TASK DESCRIPTION
Search the material below for the word "American" and copy every line in which it occurs.
· · · ·
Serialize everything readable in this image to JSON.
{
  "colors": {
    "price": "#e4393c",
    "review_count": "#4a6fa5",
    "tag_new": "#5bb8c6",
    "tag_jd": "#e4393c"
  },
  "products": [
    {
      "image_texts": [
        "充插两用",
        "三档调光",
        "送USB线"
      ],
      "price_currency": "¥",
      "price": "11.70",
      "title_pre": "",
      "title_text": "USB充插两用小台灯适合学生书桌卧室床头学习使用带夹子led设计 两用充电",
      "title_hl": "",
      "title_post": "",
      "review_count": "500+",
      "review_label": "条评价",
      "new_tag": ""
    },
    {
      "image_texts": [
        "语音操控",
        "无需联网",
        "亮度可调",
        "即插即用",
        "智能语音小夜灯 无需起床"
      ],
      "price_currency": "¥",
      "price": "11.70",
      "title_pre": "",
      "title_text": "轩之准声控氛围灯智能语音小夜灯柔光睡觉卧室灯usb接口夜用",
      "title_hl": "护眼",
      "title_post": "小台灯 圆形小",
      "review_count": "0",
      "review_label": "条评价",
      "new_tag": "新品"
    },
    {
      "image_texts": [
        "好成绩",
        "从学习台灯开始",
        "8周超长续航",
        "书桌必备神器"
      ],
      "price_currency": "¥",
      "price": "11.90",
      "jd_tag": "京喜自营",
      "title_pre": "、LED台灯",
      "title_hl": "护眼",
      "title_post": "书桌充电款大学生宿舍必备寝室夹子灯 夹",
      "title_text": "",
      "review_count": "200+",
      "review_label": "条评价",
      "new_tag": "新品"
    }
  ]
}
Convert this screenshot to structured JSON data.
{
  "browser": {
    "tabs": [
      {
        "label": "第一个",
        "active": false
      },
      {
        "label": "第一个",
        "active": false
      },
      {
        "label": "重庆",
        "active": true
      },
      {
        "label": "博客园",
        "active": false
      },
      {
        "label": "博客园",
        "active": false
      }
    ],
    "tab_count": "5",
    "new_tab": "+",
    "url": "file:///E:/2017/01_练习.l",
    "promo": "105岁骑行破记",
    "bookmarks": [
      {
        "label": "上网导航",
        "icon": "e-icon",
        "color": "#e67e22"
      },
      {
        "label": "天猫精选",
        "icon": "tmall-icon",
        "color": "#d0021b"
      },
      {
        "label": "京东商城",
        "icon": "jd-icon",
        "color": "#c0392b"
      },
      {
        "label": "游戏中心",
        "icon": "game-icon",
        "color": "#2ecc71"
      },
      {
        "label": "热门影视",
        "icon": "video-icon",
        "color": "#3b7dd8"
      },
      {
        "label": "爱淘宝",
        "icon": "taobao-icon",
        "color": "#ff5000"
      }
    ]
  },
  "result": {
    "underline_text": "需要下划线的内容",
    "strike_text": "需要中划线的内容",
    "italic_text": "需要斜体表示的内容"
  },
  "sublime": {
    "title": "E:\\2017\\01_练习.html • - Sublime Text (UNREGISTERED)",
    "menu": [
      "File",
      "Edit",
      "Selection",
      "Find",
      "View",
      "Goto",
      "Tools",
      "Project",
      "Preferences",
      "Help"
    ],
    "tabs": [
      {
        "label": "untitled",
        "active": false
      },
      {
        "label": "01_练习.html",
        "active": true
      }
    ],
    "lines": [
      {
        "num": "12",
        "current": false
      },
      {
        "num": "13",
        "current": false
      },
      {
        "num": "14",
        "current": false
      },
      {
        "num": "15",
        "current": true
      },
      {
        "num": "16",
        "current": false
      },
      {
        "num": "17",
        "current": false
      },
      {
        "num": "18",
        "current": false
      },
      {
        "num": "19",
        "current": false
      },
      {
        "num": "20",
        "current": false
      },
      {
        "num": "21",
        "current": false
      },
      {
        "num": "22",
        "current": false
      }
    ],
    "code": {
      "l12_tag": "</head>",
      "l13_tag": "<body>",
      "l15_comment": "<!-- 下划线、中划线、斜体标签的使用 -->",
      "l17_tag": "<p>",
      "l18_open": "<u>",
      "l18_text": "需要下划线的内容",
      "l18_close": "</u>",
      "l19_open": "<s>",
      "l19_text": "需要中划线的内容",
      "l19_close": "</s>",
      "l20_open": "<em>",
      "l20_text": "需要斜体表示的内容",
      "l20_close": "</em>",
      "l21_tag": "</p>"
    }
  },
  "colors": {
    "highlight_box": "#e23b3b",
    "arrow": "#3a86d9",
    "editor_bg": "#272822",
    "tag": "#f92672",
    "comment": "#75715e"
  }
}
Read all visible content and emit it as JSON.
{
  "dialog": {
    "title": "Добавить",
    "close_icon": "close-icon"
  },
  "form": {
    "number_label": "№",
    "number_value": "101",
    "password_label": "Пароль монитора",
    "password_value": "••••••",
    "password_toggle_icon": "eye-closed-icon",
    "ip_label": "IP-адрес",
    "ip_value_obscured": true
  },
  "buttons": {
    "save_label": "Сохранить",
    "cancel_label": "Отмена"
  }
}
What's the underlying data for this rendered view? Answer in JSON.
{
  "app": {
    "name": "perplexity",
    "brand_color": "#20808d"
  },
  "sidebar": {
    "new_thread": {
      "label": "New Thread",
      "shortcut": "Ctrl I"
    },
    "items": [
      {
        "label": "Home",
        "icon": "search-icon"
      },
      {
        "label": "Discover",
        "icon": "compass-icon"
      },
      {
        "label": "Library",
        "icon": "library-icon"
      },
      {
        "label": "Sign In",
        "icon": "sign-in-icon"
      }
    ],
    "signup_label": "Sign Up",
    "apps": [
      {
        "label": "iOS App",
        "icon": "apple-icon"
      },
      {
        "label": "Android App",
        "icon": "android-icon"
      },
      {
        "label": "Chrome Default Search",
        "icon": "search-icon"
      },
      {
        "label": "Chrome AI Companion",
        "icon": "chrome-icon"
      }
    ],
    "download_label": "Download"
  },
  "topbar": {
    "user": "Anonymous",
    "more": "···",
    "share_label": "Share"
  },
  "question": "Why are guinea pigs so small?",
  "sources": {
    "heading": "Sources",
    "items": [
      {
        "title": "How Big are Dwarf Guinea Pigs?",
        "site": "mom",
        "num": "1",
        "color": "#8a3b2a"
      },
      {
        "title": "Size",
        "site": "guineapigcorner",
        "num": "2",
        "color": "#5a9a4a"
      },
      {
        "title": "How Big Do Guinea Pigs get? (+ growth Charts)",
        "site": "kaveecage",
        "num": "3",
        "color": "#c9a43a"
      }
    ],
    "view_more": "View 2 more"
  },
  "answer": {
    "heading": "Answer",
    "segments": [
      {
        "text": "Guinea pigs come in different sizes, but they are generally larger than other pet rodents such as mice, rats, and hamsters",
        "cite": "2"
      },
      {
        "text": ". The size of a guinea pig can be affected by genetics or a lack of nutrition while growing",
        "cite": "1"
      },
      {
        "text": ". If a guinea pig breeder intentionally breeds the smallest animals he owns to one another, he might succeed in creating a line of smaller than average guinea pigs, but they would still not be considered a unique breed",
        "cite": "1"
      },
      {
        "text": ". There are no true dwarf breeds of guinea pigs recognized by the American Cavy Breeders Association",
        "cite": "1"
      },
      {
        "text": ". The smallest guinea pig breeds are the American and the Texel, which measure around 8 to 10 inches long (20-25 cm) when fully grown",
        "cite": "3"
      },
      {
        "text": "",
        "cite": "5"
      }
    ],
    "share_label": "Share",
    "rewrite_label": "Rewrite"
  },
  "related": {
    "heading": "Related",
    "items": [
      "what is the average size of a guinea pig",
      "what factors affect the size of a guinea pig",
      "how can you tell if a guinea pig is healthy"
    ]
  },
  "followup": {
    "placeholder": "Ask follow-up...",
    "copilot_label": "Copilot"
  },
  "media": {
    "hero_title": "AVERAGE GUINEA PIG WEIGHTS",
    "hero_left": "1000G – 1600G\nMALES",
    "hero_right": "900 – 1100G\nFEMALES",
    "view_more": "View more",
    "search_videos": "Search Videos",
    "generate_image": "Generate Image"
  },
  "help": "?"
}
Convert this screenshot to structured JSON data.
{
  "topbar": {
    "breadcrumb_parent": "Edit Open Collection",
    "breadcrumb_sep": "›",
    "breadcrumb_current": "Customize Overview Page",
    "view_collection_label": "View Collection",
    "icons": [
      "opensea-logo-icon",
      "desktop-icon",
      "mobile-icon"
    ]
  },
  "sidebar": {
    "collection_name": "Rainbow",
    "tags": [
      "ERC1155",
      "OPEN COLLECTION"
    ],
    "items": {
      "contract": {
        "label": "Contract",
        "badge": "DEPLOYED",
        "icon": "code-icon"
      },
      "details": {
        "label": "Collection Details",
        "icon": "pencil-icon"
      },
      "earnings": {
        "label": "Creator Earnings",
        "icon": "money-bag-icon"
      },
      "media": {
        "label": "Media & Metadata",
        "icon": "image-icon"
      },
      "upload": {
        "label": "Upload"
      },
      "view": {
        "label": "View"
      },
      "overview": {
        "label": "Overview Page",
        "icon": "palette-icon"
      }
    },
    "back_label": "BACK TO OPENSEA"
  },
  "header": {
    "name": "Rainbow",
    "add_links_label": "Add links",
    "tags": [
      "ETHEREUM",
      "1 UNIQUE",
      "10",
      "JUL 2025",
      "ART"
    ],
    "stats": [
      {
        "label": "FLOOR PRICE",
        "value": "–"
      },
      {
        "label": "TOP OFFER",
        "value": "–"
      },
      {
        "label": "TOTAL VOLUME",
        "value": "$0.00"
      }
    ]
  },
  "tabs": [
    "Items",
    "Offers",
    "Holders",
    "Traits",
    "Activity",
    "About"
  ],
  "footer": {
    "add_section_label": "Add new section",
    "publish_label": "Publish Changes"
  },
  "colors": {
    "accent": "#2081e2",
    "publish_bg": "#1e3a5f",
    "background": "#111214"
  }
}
· · · ·
RESULT OF THE EXERCISE
        "text": ". There are no true dwarf breeds of guinea pigs recognized by the American Cavy Breeders Association",
        "text": ". The smallest guinea pig breeds are the American and the Texel, which measure around 8 to 10 inches long (20-25 cm) when fully grown",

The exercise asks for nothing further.